→ EXERCISE DIRECTIONS
Look through the lines below and extract each one that contains "JSON".

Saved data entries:
————————

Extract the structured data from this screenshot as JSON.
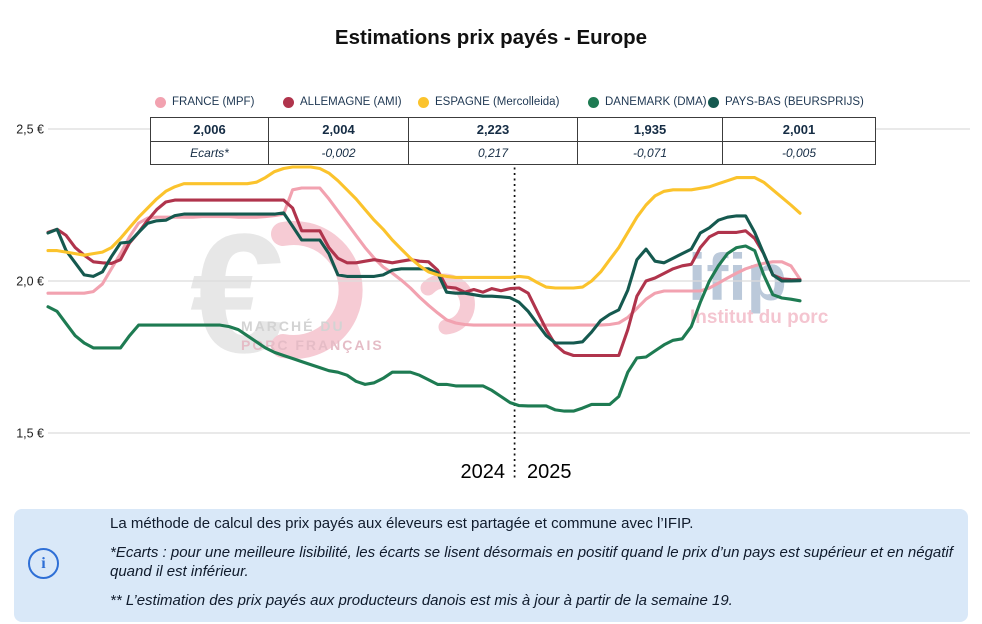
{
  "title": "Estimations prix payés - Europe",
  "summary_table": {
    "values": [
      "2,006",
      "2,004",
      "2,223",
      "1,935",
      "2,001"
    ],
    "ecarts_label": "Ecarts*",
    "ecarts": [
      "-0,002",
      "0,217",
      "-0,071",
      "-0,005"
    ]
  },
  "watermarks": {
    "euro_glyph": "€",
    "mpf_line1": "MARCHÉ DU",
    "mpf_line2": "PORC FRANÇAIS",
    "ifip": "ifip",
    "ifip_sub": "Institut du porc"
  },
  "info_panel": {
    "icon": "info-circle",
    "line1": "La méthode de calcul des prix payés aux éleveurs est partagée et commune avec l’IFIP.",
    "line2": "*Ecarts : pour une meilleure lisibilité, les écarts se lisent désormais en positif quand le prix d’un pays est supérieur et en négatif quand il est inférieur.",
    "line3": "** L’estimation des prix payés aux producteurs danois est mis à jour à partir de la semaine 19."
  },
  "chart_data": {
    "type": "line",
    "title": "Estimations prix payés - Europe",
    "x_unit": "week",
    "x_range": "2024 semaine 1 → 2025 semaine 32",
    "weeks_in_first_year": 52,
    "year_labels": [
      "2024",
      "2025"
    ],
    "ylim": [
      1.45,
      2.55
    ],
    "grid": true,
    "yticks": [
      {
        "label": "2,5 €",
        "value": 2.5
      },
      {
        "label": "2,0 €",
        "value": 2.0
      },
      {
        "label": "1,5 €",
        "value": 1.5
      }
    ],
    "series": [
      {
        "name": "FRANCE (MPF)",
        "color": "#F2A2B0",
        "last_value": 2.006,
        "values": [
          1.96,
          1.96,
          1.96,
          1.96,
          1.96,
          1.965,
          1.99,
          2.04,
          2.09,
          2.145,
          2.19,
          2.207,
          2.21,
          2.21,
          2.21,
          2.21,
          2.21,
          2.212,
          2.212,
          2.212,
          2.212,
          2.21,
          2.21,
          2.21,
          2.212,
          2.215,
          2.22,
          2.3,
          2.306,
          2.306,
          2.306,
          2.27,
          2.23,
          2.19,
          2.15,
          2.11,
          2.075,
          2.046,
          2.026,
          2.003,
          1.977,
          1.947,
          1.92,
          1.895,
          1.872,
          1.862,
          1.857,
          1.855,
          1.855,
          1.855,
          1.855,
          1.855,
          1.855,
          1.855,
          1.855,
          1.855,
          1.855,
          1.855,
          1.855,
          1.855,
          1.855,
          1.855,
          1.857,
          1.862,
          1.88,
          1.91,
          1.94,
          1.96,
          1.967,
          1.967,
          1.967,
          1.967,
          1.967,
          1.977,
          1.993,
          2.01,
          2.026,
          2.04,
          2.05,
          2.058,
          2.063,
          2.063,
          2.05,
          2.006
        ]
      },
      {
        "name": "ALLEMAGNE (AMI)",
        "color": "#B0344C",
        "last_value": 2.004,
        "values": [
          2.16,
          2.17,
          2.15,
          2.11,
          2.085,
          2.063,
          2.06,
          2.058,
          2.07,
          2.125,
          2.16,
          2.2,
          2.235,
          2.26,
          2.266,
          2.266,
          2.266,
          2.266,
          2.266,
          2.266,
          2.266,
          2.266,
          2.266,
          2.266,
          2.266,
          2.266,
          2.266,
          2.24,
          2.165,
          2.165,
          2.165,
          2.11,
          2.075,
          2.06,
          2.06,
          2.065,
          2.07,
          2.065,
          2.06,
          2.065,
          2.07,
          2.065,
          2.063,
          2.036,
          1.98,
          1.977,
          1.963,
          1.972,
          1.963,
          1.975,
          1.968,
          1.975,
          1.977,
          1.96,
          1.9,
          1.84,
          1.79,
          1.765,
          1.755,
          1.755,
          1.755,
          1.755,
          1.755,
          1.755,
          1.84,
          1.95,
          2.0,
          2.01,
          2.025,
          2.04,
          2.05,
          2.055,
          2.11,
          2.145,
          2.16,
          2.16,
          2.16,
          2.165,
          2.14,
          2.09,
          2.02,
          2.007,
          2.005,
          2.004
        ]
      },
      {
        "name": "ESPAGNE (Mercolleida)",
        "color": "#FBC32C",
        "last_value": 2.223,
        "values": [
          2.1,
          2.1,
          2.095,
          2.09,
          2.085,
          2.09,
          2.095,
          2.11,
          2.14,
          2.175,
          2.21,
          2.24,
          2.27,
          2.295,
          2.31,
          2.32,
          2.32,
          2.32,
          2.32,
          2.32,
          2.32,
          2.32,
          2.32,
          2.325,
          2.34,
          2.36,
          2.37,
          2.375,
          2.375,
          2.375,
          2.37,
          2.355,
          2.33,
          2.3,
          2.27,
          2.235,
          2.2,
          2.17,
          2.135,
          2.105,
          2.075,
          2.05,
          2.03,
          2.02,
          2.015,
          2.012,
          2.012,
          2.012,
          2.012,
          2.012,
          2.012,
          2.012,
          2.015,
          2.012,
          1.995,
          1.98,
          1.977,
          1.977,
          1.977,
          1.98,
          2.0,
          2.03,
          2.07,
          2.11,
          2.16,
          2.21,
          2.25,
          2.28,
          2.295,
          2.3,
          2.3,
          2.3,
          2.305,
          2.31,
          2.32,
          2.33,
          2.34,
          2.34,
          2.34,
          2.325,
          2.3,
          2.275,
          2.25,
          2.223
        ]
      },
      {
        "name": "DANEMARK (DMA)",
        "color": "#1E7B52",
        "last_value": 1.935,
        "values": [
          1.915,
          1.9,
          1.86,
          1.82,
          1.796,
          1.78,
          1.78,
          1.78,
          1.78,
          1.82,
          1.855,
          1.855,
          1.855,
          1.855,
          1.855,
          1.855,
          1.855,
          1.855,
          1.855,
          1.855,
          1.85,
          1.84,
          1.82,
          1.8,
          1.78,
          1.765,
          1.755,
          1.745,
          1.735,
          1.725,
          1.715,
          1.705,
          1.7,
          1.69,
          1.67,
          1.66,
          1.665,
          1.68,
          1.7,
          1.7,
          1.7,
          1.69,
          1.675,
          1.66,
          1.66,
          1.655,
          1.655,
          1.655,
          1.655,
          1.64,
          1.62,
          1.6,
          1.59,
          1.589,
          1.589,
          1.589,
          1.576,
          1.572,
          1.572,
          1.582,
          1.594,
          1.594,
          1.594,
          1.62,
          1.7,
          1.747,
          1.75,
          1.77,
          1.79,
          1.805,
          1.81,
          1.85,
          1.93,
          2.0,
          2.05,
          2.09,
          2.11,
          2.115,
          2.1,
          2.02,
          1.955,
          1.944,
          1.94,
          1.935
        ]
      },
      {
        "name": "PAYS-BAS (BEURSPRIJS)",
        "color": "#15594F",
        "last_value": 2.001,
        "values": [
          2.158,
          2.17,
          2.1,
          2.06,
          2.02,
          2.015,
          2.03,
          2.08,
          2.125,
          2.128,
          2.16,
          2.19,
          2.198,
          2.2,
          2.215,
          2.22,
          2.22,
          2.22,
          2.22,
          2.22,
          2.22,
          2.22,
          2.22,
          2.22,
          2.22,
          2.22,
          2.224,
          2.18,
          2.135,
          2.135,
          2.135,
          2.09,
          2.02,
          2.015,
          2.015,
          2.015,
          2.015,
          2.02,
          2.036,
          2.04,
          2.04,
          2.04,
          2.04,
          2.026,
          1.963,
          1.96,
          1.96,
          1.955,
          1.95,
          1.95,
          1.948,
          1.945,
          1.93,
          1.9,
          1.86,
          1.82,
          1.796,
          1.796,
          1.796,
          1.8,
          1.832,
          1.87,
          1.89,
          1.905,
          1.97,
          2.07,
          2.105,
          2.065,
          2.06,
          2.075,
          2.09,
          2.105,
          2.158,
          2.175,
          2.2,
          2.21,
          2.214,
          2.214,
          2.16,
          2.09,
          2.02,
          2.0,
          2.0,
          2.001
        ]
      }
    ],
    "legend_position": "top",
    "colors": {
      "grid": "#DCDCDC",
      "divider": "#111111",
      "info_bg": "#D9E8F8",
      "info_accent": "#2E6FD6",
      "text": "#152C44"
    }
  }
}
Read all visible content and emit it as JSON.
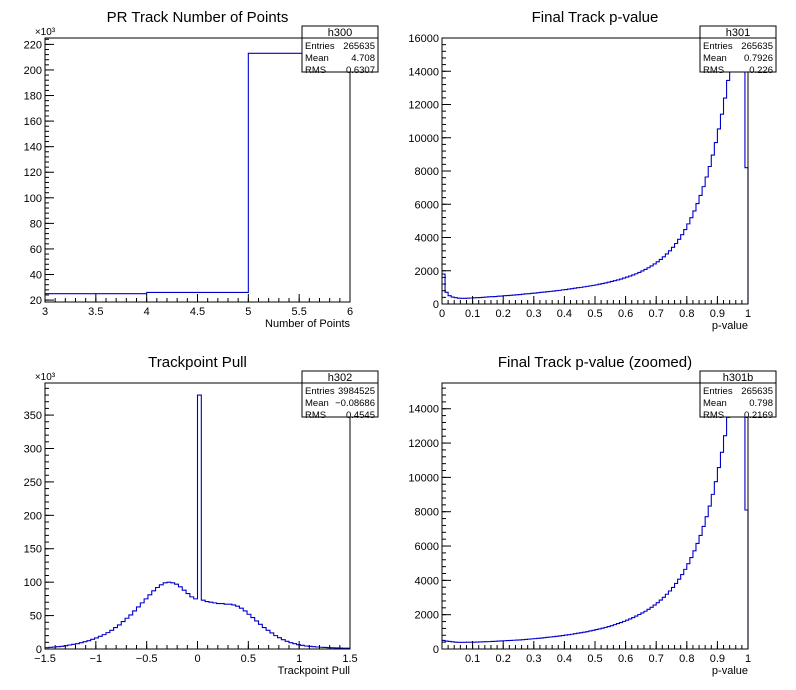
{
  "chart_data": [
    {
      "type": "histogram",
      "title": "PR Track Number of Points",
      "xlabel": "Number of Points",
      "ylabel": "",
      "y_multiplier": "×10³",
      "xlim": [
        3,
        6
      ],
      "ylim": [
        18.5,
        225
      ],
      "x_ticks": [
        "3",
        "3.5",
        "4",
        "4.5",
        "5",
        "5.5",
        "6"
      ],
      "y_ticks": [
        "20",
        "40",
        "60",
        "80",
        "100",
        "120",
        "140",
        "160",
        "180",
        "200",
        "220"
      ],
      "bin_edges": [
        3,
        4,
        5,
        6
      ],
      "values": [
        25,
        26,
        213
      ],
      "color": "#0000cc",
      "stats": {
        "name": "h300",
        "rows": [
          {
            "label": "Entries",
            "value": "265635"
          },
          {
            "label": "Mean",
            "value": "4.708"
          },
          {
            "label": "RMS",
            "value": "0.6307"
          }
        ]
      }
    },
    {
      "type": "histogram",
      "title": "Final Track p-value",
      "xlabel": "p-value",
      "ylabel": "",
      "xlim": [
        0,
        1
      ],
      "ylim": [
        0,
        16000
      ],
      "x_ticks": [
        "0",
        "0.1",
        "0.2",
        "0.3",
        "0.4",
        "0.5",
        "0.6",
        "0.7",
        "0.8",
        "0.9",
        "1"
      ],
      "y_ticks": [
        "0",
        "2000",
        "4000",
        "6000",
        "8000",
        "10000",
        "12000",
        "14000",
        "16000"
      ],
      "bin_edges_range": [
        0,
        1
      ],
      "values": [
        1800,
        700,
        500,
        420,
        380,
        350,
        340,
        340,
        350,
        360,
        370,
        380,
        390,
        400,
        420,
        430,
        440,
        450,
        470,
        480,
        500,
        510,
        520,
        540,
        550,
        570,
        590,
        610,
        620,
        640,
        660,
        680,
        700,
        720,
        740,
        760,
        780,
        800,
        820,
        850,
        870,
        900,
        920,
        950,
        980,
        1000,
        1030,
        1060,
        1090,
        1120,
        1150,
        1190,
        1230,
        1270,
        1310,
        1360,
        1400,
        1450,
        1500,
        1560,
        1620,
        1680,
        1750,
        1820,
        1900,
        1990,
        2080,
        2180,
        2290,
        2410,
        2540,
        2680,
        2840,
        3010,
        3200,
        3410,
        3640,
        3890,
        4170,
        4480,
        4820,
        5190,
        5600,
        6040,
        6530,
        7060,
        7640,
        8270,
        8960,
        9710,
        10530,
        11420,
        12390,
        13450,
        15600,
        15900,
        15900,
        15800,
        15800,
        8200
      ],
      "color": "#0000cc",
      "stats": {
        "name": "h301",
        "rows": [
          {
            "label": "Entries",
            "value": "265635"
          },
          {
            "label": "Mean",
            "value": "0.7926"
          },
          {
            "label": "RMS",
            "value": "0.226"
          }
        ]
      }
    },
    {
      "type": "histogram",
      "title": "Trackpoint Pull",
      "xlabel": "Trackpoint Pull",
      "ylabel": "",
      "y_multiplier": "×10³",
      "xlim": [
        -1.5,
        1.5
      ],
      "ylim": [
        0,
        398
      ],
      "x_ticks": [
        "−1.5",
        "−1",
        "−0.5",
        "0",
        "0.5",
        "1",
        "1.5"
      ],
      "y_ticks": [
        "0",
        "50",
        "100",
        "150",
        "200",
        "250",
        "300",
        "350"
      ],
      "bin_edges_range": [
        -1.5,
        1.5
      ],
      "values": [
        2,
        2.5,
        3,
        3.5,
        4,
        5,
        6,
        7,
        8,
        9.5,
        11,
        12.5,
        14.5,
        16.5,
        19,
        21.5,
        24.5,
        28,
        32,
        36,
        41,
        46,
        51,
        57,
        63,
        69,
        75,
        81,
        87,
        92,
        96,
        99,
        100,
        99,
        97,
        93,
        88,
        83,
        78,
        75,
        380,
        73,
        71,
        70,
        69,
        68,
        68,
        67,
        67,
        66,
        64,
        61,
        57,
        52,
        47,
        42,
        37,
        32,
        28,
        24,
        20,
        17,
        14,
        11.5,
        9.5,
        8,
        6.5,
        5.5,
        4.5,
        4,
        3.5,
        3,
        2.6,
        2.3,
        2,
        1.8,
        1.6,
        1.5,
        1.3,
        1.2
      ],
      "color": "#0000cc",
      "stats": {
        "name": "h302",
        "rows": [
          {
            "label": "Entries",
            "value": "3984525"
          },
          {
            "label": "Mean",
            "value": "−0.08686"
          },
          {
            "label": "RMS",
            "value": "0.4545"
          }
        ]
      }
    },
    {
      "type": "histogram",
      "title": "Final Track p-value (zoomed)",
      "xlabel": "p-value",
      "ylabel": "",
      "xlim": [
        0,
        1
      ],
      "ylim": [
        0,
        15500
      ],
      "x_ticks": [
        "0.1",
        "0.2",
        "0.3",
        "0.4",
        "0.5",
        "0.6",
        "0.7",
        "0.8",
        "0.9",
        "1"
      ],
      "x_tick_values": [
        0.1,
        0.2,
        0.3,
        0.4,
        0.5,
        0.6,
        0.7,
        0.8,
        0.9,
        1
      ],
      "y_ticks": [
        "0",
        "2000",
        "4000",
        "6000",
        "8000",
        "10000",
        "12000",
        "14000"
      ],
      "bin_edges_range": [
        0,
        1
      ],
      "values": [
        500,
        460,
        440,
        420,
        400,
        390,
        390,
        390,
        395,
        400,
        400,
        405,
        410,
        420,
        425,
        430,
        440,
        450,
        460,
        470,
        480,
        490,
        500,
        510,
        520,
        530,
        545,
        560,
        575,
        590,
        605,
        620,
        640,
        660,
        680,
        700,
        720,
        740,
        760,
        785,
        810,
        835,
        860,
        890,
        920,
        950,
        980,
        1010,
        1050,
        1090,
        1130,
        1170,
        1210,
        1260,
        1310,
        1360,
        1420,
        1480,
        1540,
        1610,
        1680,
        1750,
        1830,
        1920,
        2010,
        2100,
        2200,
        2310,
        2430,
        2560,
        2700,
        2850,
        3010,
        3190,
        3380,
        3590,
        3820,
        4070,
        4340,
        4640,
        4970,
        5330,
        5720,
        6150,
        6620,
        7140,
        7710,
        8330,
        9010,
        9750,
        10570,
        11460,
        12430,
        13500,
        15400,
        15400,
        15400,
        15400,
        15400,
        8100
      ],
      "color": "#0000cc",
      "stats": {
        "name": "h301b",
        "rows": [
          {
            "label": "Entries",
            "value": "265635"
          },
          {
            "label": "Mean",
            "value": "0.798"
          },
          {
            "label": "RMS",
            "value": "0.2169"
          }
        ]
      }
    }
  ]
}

————————

→ RESPONSE TO THIS TASK
Extract the structured data from this screenshot as JSON.
Read all visible content and emit it as JSON.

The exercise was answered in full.